→ **Objective**
Leave out any pictures and transcribe all other data below exactly.

────────

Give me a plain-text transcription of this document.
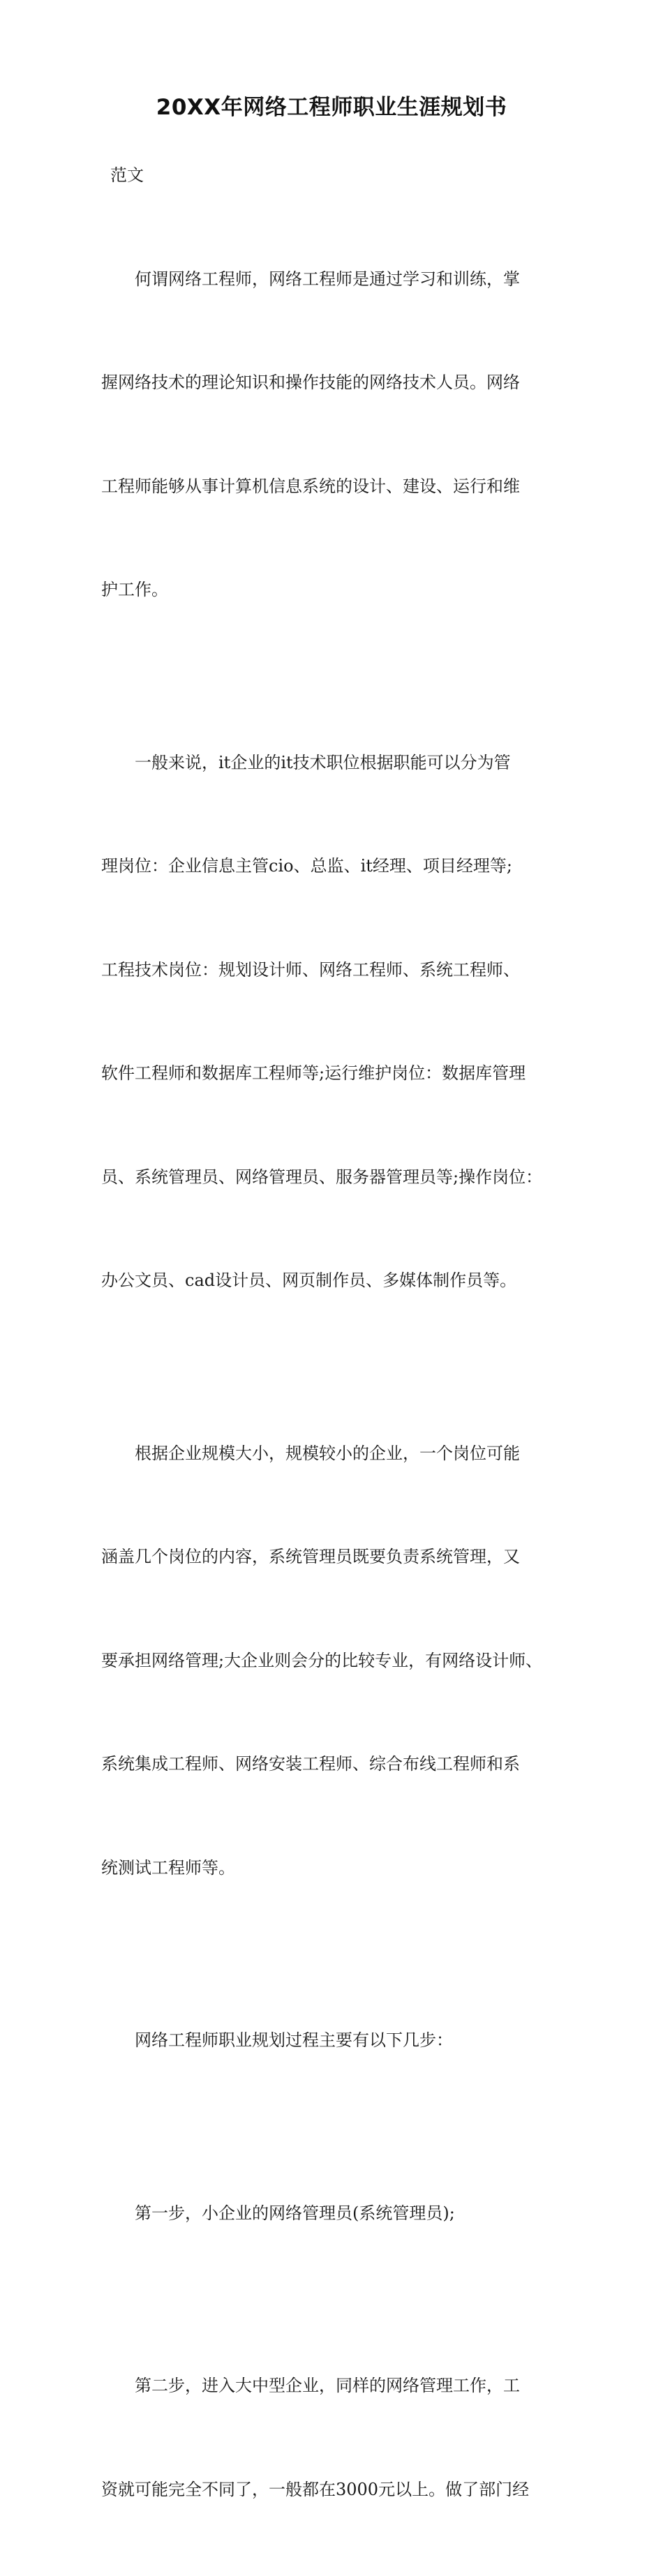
20XX年网络工程师职业生涯规划书

范文

何谓网络工程师，网络工程师是通过学习和训练，掌

握网络技术的理论知识和操作技能的网络技术人员。网络

工程师能够从事计算机信息系统的设计、建设、运行和维

护工作。

一般来说，it企业的it技术职位根据职能可以分为管

理岗位：企业信息主管cio、总监、it经理、项目经理等;

工程技术岗位：规划设计师、网络工程师、系统工程师、

软件工程师和数据库工程师等;运行维护岗位：数据库管理

员、系统管理员、网络管理员、服务器管理员等;操作岗位：

办公文员、cad设计员、网页制作员、多媒体制作员等。

根据企业规模大小，规模较小的企业，一个岗位可能

涵盖几个岗位的内容，系统管理员既要负责系统管理，又

要承担网络管理;大企业则会分的比较专业，有网络设计师、

系统集成工程师、网络安装工程师、综合布线工程师和系

统测试工程师等。

网络工程师职业规划过程主要有以下几步：

第一步，小企业的网络管理员(系统管理员);

第二步，进入大中型企业，同样的网络管理工作，工

资就可能完全不同了，一般都在3000元以上。做了部门经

────────

→ **Final result**
Give me a plain-text transcription of this document.
20XX年网络工程师职业生涯规划书

范文

何谓网络工程师，网络工程师是通过学习和训练，掌

握网络技术的理论知识和操作技能的网络技术人员。网络

工程师能够从事计算机信息系统的设计、建设、运行和维

护工作。

一般来说，it企业的it技术职位根据职能可以分为管

理岗位：企业信息主管cio、总监、it经理、项目经理等;

工程技术岗位：规划设计师、网络工程师、系统工程师、

软件工程师和数据库工程师等;运行维护岗位：数据库管理

员、系统管理员、网络管理员、服务器管理员等;操作岗位：

办公文员、cad设计员、网页制作员、多媒体制作员等。

根据企业规模大小，规模较小的企业，一个岗位可能

涵盖几个岗位的内容，系统管理员既要负责系统管理，又

要承担网络管理;大企业则会分的比较专业，有网络设计师、

系统集成工程师、网络安装工程师、综合布线工程师和系

统测试工程师等。

网络工程师职业规划过程主要有以下几步：

第一步，小企业的网络管理员(系统管理员);

第二步，进入大中型企业，同样的网络管理工作，工

资就可能完全不同了，一般都在3000元以上。做了部门经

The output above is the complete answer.